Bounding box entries
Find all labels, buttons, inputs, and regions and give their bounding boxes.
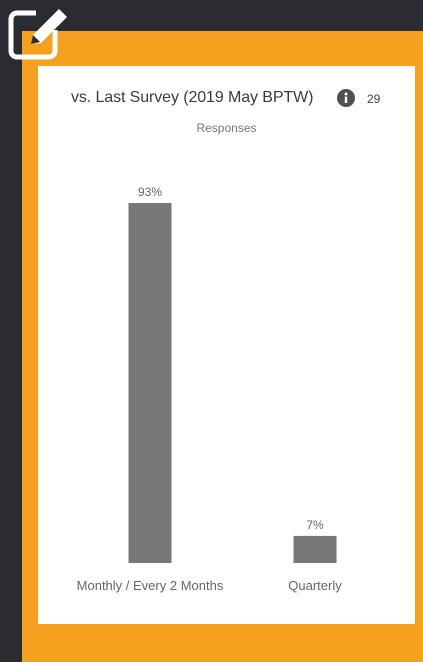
bar-chart: 93% Monthly / Every 2 Months 7% Quarterly [77,185,343,593]
category-label: Quarterly [288,578,342,593]
edit-icon [8,4,74,60]
edit-button[interactable] [6,4,74,60]
response-count: 29 [367,92,381,106]
chart-card: vs. Last Survey (2019 May BPTW) 29 Respo… [38,66,415,624]
card-title: vs. Last Survey (2019 May BPTW) [71,89,314,106]
bar-value-label: 7% [306,518,324,532]
bar-1[interactable] [128,203,172,563]
card-header: vs. Last Survey (2019 May BPTW) 29 [38,88,415,112]
chart-subtitle: Responses [196,121,257,135]
info-icon[interactable] [337,89,355,107]
category-label: Monthly / Every 2 Months [77,578,224,593]
bar-2[interactable] [293,535,337,563]
bar-value-label: 93% [138,185,162,199]
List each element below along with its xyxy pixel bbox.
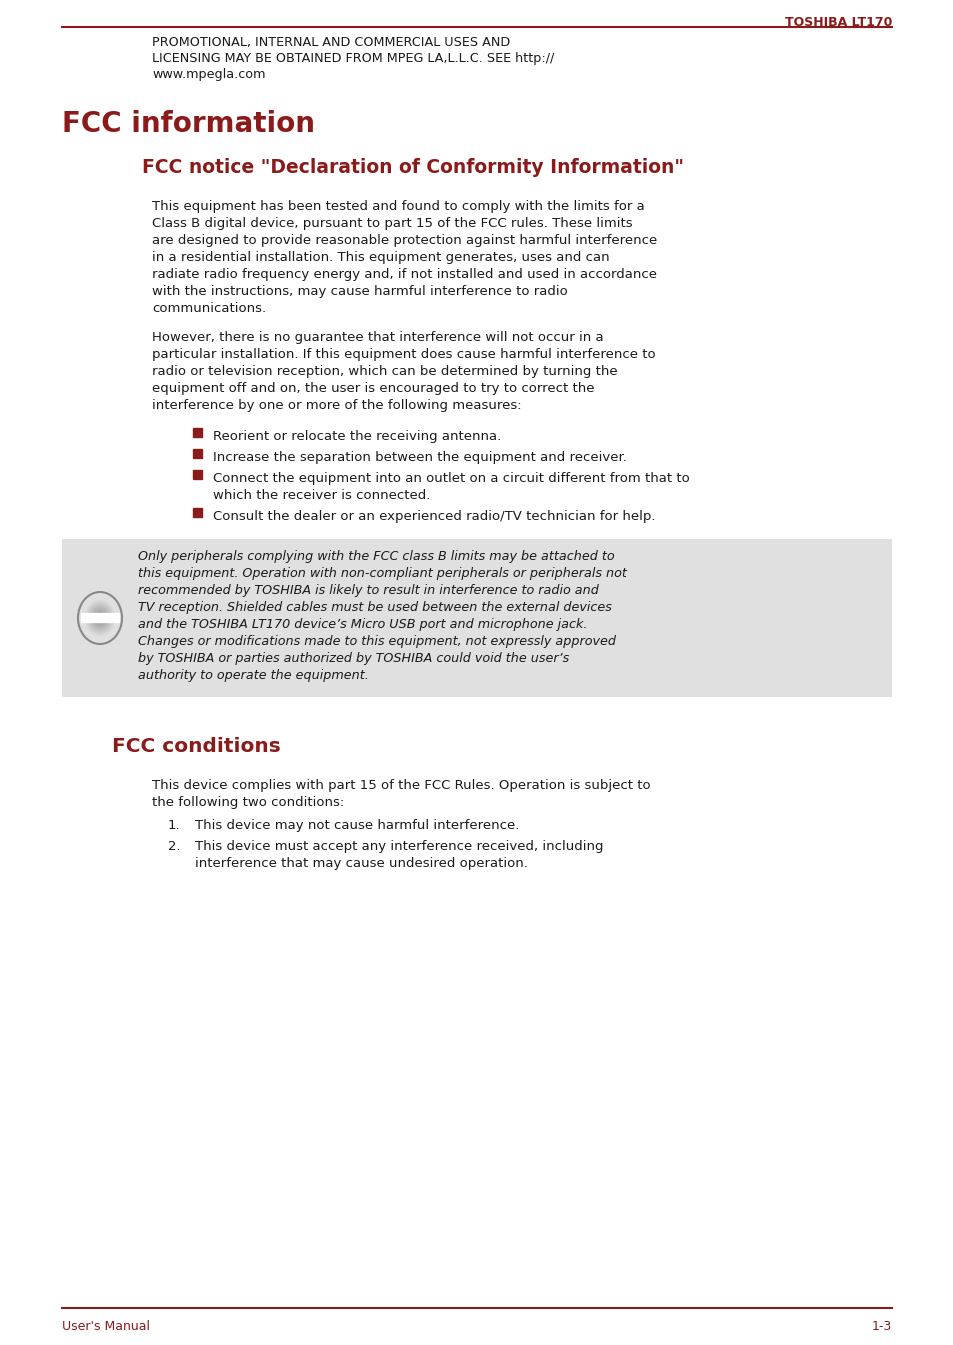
Text: Increase the separation between the equipment and receiver.: Increase the separation between the equi… [213, 451, 626, 464]
Ellipse shape [85, 601, 114, 635]
Ellipse shape [87, 603, 113, 633]
Text: 2.: 2. [168, 841, 180, 853]
Ellipse shape [97, 615, 103, 621]
Text: This equipment has been tested and found to comply with the limits for a: This equipment has been tested and found… [152, 200, 644, 213]
Text: are designed to provide reasonable protection against harmful interference: are designed to provide reasonable prote… [152, 234, 657, 247]
Ellipse shape [84, 599, 116, 638]
Text: www.mpegla.com: www.mpegla.com [152, 69, 265, 81]
Ellipse shape [79, 593, 120, 643]
Text: This device must accept any interference received, including: This device must accept any interference… [194, 841, 603, 853]
Ellipse shape [82, 597, 117, 639]
Text: the following two conditions:: the following two conditions: [152, 796, 344, 808]
Text: However, there is no guarantee that interference will not occur in a: However, there is no guarantee that inte… [152, 331, 603, 344]
Text: radiate radio frequency energy and, if not installed and used in accordance: radiate radio frequency energy and, if n… [152, 268, 657, 281]
Text: FCC information: FCC information [62, 110, 314, 139]
Text: particular installation. If this equipment does cause harmful interference to: particular installation. If this equipme… [152, 348, 655, 360]
Text: in a residential installation. This equipment generates, uses and can: in a residential installation. This equi… [152, 252, 609, 264]
Text: radio or television reception, which can be determined by turning the: radio or television reception, which can… [152, 364, 617, 378]
Text: and the TOSHIBA LT170 device’s Micro USB port and microphone jack.: and the TOSHIBA LT170 device’s Micro USB… [138, 617, 587, 631]
Ellipse shape [78, 592, 122, 644]
Text: PROMOTIONAL, INTERNAL AND COMMERCIAL USES AND: PROMOTIONAL, INTERNAL AND COMMERCIAL USE… [152, 36, 510, 48]
Text: Changes or modifications made to this equipment, not expressly approved: Changes or modifications made to this eq… [138, 635, 616, 648]
Ellipse shape [89, 604, 112, 632]
Text: by TOSHIBA or parties authorized by TOSHIBA could void the user’s: by TOSHIBA or parties authorized by TOSH… [138, 652, 569, 664]
Bar [193, 428, 202, 437]
FancyBboxPatch shape [62, 539, 891, 697]
Text: Class B digital device, pursuant to part 15 of the FCC rules. These limits: Class B digital device, pursuant to part… [152, 217, 632, 230]
Ellipse shape [92, 609, 108, 627]
Text: which the receiver is connected.: which the receiver is connected. [213, 490, 430, 502]
Text: TOSHIBA LT170: TOSHIBA LT170 [783, 16, 891, 30]
Ellipse shape [94, 611, 106, 625]
Ellipse shape [91, 608, 109, 628]
Text: Only peripherals complying with the FCC class B limits may be attached to: Only peripherals complying with the FCC … [138, 550, 614, 564]
Text: authority to operate the equipment.: authority to operate the equipment. [138, 668, 369, 682]
Text: this equipment. Operation with non-compliant peripherals or peripherals not: this equipment. Operation with non-compl… [138, 568, 626, 580]
Text: interference by one or more of the following measures:: interference by one or more of the follo… [152, 399, 521, 412]
Text: Connect the equipment into an outlet on a circuit different from that to: Connect the equipment into an outlet on … [213, 472, 689, 486]
Text: FCC notice "Declaration of Conformity Information": FCC notice "Declaration of Conformity In… [142, 157, 683, 178]
Ellipse shape [98, 616, 101, 620]
Text: interference that may cause undesired operation.: interference that may cause undesired op… [194, 857, 527, 870]
Text: Reorient or relocate the receiving antenna.: Reorient or relocate the receiving anten… [213, 430, 500, 443]
Text: with the instructions, may cause harmful interference to radio: with the instructions, may cause harmful… [152, 285, 567, 299]
Bar [193, 508, 202, 516]
Bar [193, 449, 202, 459]
Bar [81, 613, 119, 621]
Bar [193, 469, 202, 479]
Text: FCC conditions: FCC conditions [112, 737, 280, 756]
Ellipse shape [81, 596, 119, 640]
Text: This device may not cause harmful interference.: This device may not cause harmful interf… [194, 819, 518, 833]
Text: communications.: communications. [152, 303, 266, 315]
Text: TV reception. Shielded cables must be used between the external devices: TV reception. Shielded cables must be us… [138, 601, 611, 615]
Text: 1-3: 1-3 [871, 1319, 891, 1333]
Text: This device complies with part 15 of the FCC Rules. Operation is subject to: This device complies with part 15 of the… [152, 779, 650, 792]
Ellipse shape [90, 605, 111, 631]
Text: 1.: 1. [168, 819, 180, 833]
Text: recommended by TOSHIBA is likely to result in interference to radio and: recommended by TOSHIBA is likely to resu… [138, 584, 598, 597]
Ellipse shape [95, 613, 104, 623]
Text: User's Manual: User's Manual [62, 1319, 150, 1333]
Text: equipment off and on, the user is encouraged to try to correct the: equipment off and on, the user is encour… [152, 382, 594, 395]
Text: LICENSING MAY BE OBTAINED FROM MPEG LA,L.L.C. SEE http://: LICENSING MAY BE OBTAINED FROM MPEG LA,L… [152, 52, 554, 65]
Text: Consult the dealer or an experienced radio/TV technician for help.: Consult the dealer or an experienced rad… [213, 510, 655, 523]
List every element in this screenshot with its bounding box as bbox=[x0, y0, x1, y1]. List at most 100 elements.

PROBLEM DESCRIPTION.
Extract every line of the material above word for word, leaving the pictures out of your answer.

SOLUTION.
Find all labels, buttons, inputs, and regions and give their bounding boxes.
bar-chart: 93% Monthly / Every 2 Months 7% Quarterly [77,185,343,593]
category-label: Quarterly [288,578,342,593]
edit-icon [8,4,74,60]
edit-button[interactable] [6,4,74,60]
response-count: 29 [367,92,381,106]
chart-card: vs. Last Survey (2019 May BPTW) 29 Respo… [38,66,415,624]
card-title: vs. Last Survey (2019 May BPTW) [71,89,314,106]
bar-value-label: 7% [306,518,324,532]
bar-1[interactable] [128,203,172,563]
card-header: vs. Last Survey (2019 May BPTW) 29 [38,88,415,112]
chart-subtitle: Responses [196,121,257,135]
info-icon[interactable] [337,89,355,107]
category-label: Monthly / Every 2 Months [77,578,224,593]
bar-2[interactable] [293,535,337,563]
bar-value-label: 93% [138,185,162,199]
List each element below along with its xyxy pixel bbox.
Text: Increase the separation between the equipment and receiver.: Increase the separation between the equi… [213, 451, 626, 464]
Ellipse shape [85, 601, 114, 635]
Ellipse shape [87, 603, 113, 633]
Text: 2.: 2. [168, 841, 180, 853]
Ellipse shape [97, 615, 103, 621]
Text: This equipment has been tested and found to comply with the limits for a: This equipment has been tested and found… [152, 200, 644, 213]
Text: are designed to provide reasonable protection against harmful interference: are designed to provide reasonable prote… [152, 234, 657, 247]
Ellipse shape [84, 599, 116, 638]
Text: www.mpegla.com: www.mpegla.com [152, 69, 265, 81]
Ellipse shape [79, 593, 120, 643]
Text: This device must accept any interference received, including: This device must accept any interference… [194, 841, 603, 853]
Ellipse shape [82, 597, 117, 639]
Text: the following two conditions:: the following two conditions: [152, 796, 344, 808]
Text: However, there is no guarantee that interference will not occur in a: However, there is no guarantee that inte… [152, 331, 603, 344]
Text: radiate radio frequency energy and, if not installed and used in accordance: radiate radio frequency energy and, if n… [152, 268, 657, 281]
Text: FCC information: FCC information [62, 110, 314, 139]
Text: particular installation. If this equipment does cause harmful interference to: particular installation. If this equipme… [152, 348, 655, 360]
Text: in a residential installation. This equipment generates, uses and can: in a residential installation. This equi… [152, 252, 609, 264]
Text: radio or television reception, which can be determined by turning the: radio or television reception, which can… [152, 364, 617, 378]
Text: and the TOSHIBA LT170 device’s Micro USB port and microphone jack.: and the TOSHIBA LT170 device’s Micro USB… [138, 617, 587, 631]
Ellipse shape [78, 592, 122, 644]
Text: PROMOTIONAL, INTERNAL AND COMMERCIAL USES AND: PROMOTIONAL, INTERNAL AND COMMERCIAL USE… [152, 36, 510, 48]
Text: Changes or modifications made to this equipment, not expressly approved: Changes or modifications made to this eq… [138, 635, 616, 648]
Ellipse shape [89, 604, 112, 632]
Text: by TOSHIBA or parties authorized by TOSHIBA could void the user’s: by TOSHIBA or parties authorized by TOSH… [138, 652, 569, 664]
Bar [193, 428, 202, 437]
FancyBboxPatch shape [62, 539, 891, 697]
Text: Class B digital device, pursuant to part 15 of the FCC rules. These limits: Class B digital device, pursuant to part… [152, 217, 632, 230]
Ellipse shape [92, 609, 108, 627]
Text: which the receiver is connected.: which the receiver is connected. [213, 490, 430, 502]
Text: TOSHIBA LT170: TOSHIBA LT170 [783, 16, 891, 30]
Ellipse shape [94, 611, 106, 625]
Ellipse shape [91, 608, 109, 628]
Text: Only peripherals complying with the FCC class B limits may be attached to: Only peripherals complying with the FCC … [138, 550, 614, 564]
Text: authority to operate the equipment.: authority to operate the equipment. [138, 668, 369, 682]
Text: this equipment. Operation with non-compliant peripherals or peripherals not: this equipment. Operation with non-compl… [138, 568, 626, 580]
Text: interference by one or more of the following measures:: interference by one or more of the follo… [152, 399, 521, 412]
Text: Connect the equipment into an outlet on a circuit different from that to: Connect the equipment into an outlet on … [213, 472, 689, 486]
Text: FCC notice "Declaration of Conformity Information": FCC notice "Declaration of Conformity In… [142, 157, 683, 178]
Ellipse shape [98, 616, 101, 620]
Text: interference that may cause undesired operation.: interference that may cause undesired op… [194, 857, 527, 870]
Text: Reorient or relocate the receiving antenna.: Reorient or relocate the receiving anten… [213, 430, 500, 443]
Text: with the instructions, may cause harmful interference to radio: with the instructions, may cause harmful… [152, 285, 567, 299]
Bar [193, 508, 202, 516]
Bar [193, 449, 202, 459]
Bar [81, 613, 119, 621]
Bar [193, 469, 202, 479]
Text: FCC conditions: FCC conditions [112, 737, 280, 756]
Ellipse shape [81, 596, 119, 640]
Text: This device may not cause harmful interference.: This device may not cause harmful interf… [194, 819, 518, 833]
Text: communications.: communications. [152, 303, 266, 315]
Text: TV reception. Shielded cables must be used between the external devices: TV reception. Shielded cables must be us… [138, 601, 611, 615]
Text: 1-3: 1-3 [871, 1319, 891, 1333]
Text: This device complies with part 15 of the FCC Rules. Operation is subject to: This device complies with part 15 of the… [152, 779, 650, 792]
Ellipse shape [90, 605, 111, 631]
Text: 1.: 1. [168, 819, 180, 833]
Text: recommended by TOSHIBA is likely to result in interference to radio and: recommended by TOSHIBA is likely to resu… [138, 584, 598, 597]
Ellipse shape [95, 613, 104, 623]
Text: User's Manual: User's Manual [62, 1319, 150, 1333]
Text: equipment off and on, the user is encouraged to try to correct the: equipment off and on, the user is encour… [152, 382, 594, 395]
Text: LICENSING MAY BE OBTAINED FROM MPEG LA,L.L.C. SEE http://: LICENSING MAY BE OBTAINED FROM MPEG LA,L… [152, 52, 554, 65]
Text: Consult the dealer or an experienced radio/TV technician for help.: Consult the dealer or an experienced rad… [213, 510, 655, 523]
List every element in this screenshot with its bounding box as bbox=[x0, y0, x1, y1]. List at most 100 elements.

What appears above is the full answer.